# Working on my brochures.... need some critics!



## AshleyR (Jul 26, 2009)

I am finally working on some brochures for my soap business. I thought I'd post what I have on them so far to see what you guys think. If you have any suggestions as to what I should take out or add, I'd love to hear them! I'm really not good at wording things. Some personal info has been removed.

*Inside flap 1*

ABOUT US…
_Business name_ is a family owned business providing natural, handmade soaps, bath and body products in _Location_.
We make our soaps from scratch using the cold process method. From measuring out the luxury oils and butters that go into each batch, to hand cutting, wrapping, and labeling each bar – our soaps are 100% handmade in small batches to ensure top quality. 

Commercial soaps contain harsh chemicals and detergents that can be harmful to your skin. Our 100% biodegradable, all-vegetable soaps contain only the most moisturizing and skin loving natural ingredients. 

Our line of natural handmade bath and body products are sure to please. We currently offer body butters, body scrubs, bath salts, bath bombs, and lotion bars in a variety of scents. We only use natural essential oils and cosmetic-grade fragrance oils to scent our products. 

New to our product line are all vegetable Soy Candles & Tarts. 

Find us online at _www.website.com_, or at a craft fair or festival near you!

*Inside flap 2*

HOW OUR SOAP IS MADE… _** I'm not really sure if this should be in there? I'm looking for a better way to explain the LYE. I don't want people to see that and think the rest of the brochure is contradictory! Suggestions? **_
Just as the pioneers made it back in the day, we start by carefully measuring out high quality vegetable oils and butters specific to each and every batch. We combine the oils in a large pot and add a mixture of distilled water and Sodium Hydroxide/Lye (there is no such thing as soap without it!) This begins the process of “saponification” which is a chemical reaction that transforms the oil and lye mixture into soap! We stir the mixture for several minutes, then add in our essential oils/fragrances, herbs, botanicals, and/or colourants. The mixture is then poured into a large wooden log mold and left to set up for at least 12 hours. We then un-mold the soap, hand-cut the bars, and allow them to cure for a minimum of four weeks, ensuring the mildest, most moisturizing and long-lasting bar.

Dataset section -
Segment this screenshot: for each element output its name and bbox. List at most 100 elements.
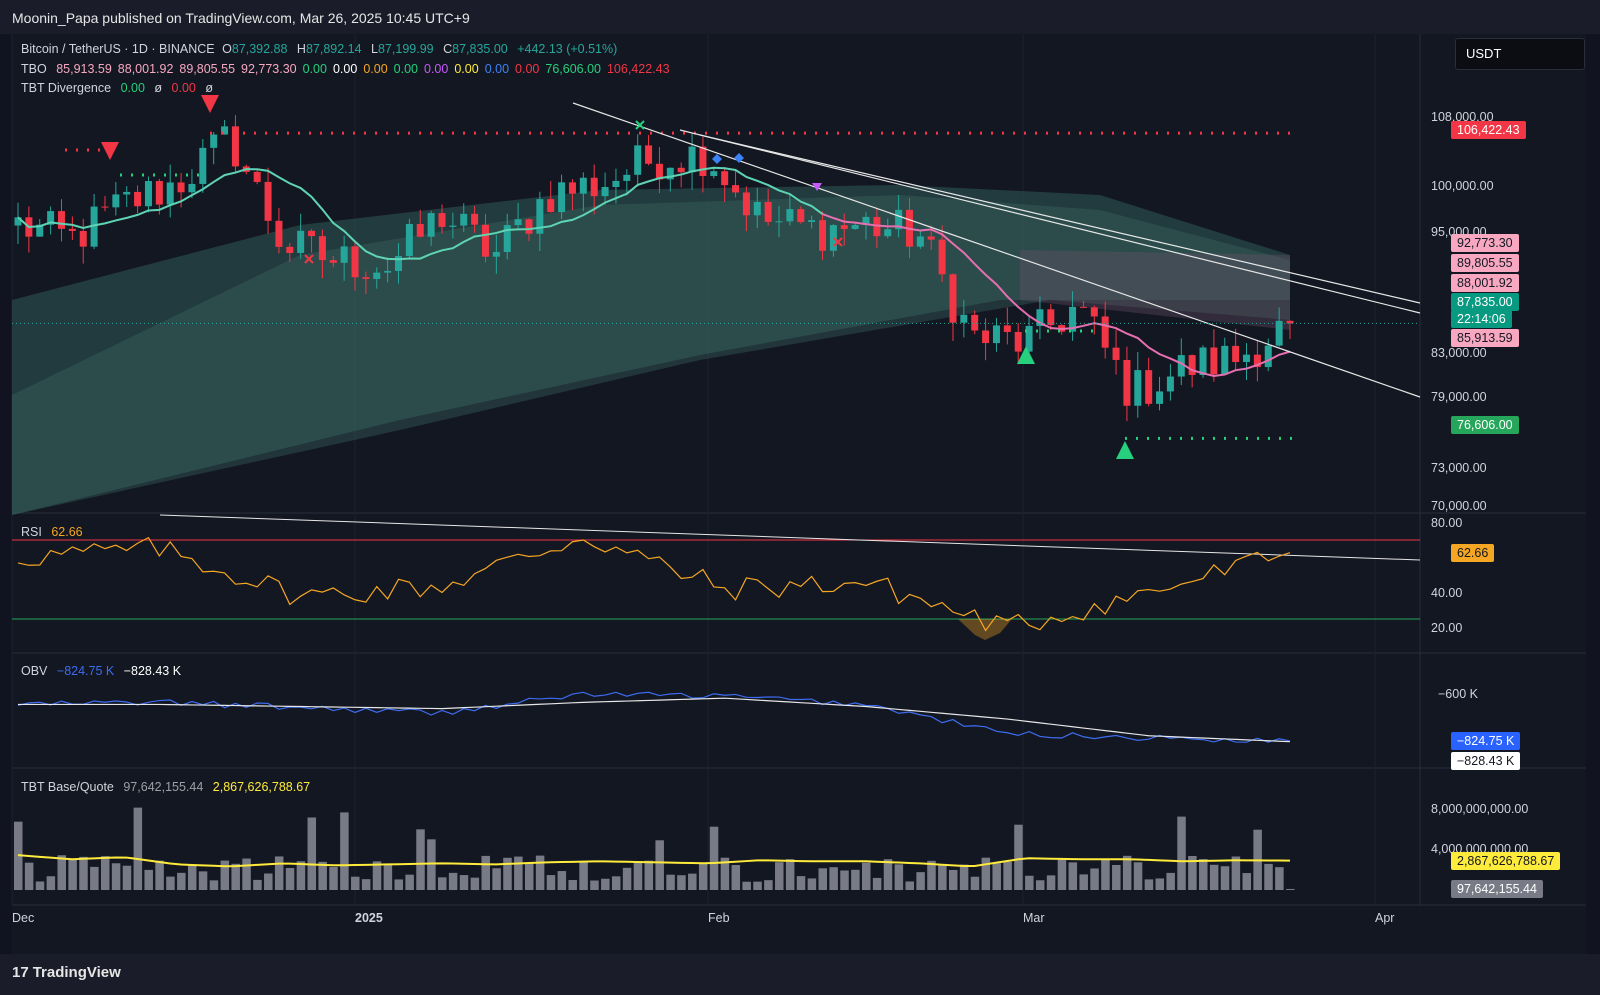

Exercise instructions -
1. In the soap brochure draft, how long are the bars left to cure after they are cut?
2. Carry on writing the soap brochure draft from the point where it stops.

Outputs -
1. A minimum of four weeks.

2.
HOW TO CARE FOR YOUR SOAP
Handmade soap is different from commercial soap in many ways. To extend the longevity of your soap, it is important to ensure that it has the opportunity to dry between uses. Allowing the soap to be in direct contact with water when not in use will cause it to break down and melt away quickly. Using a well drained soap dish with your handmade soap is the best way to ensure it lasts you through many showers. _(Pic of one of our wooden soap dishes below)._

*Inside flap 3*

OUR INGREDIENTS…
All of our products are made with the highest quality, locally sourced (when attainable) ingredients. Below is a short list of the base ingredients used in most of our products.  
•	Coconut Oil
•	Palm Oil
•	Olive Oil
•	Grapeseed Oil
•	Safflower Seed Oil
•	Castor Oil
•	Sweet Almond Oil
•	Jojoba Oil
•	Shea Butter
•	Cocoa Butter
•	Cruelty-free Tussah Silk Noil
•	Beeswax
•	Soy Wax

For a complete description of the qualities that each of these ingredients bring to our products, please visit our website at
http://www.website.com

*Outside flap 1*

_(Pic of our soap)_
WHY USE HANDMADE SOAP???
•	It’s GREEN! Save the environment and your skin by switching to a natural alternative.
•	It’s GENTLE! Contains no harsh chemicals that can irritate your skin. Ideal for those with sensitive and allergy prone skin.
•	IT’S FUN! Our soap comes in a variety of scents and colours.

*Outside flap 2*
WE ARE A PROUD MEMBER OF…

_Soap Guild Logo_ 

The Handcrafted Soapmakers Guild

_Our contact info_

*Outside flap 3*

_Our business name, picture of soaps, website address (front page of brochure)._


- - - - - - - 

So, anything you think I should take out? Add? Change?

TIA!


----------



## SimplyE (Jul 26, 2009)

I actually think it sounds/looks GREAT the way it is!  You have included a good deal of information in there and explained it beautifully.

Without seeing the whole thing, the only question I ask is might it be too wordy?  I know there is alot that needs to be said, but I also know that people tend to shy away from stuff if it takes a while to read.  However, again, without seeing the brochure with the pics/layout, I cannot really be a good judge of that.  Personally, I like how you have described your "goods", IMO  :wink:


----------



## Guest (Jul 26, 2009)

AshleyR said:
			
		

> WE ARE A PROUD MEMBER OF…
> 
> _Soap Guild Logo_
> 
> ...



You could add their contact info, or web address.

I'd put the company name, contact info on the front and the back

Maybe even put your name phone number at the top (or bottom)
of the inside as well. The more times they see it, the more likely they
are to remember you.


----------



## Lindy (Jul 27, 2009)

Nice job Ashley!!!


----------



## topcat (Jul 27, 2009)

I love it Ashley!  Your wording is well thought and and explains things well.  If you would like to see another alternative (for comparison and possibly to kick off more ideas on wording for you) and you have Microsoft Publisher, I can send through the brochure I am using?  PM me if you would like it.

Tanya


----------



## AshleyR (Jul 27, 2009)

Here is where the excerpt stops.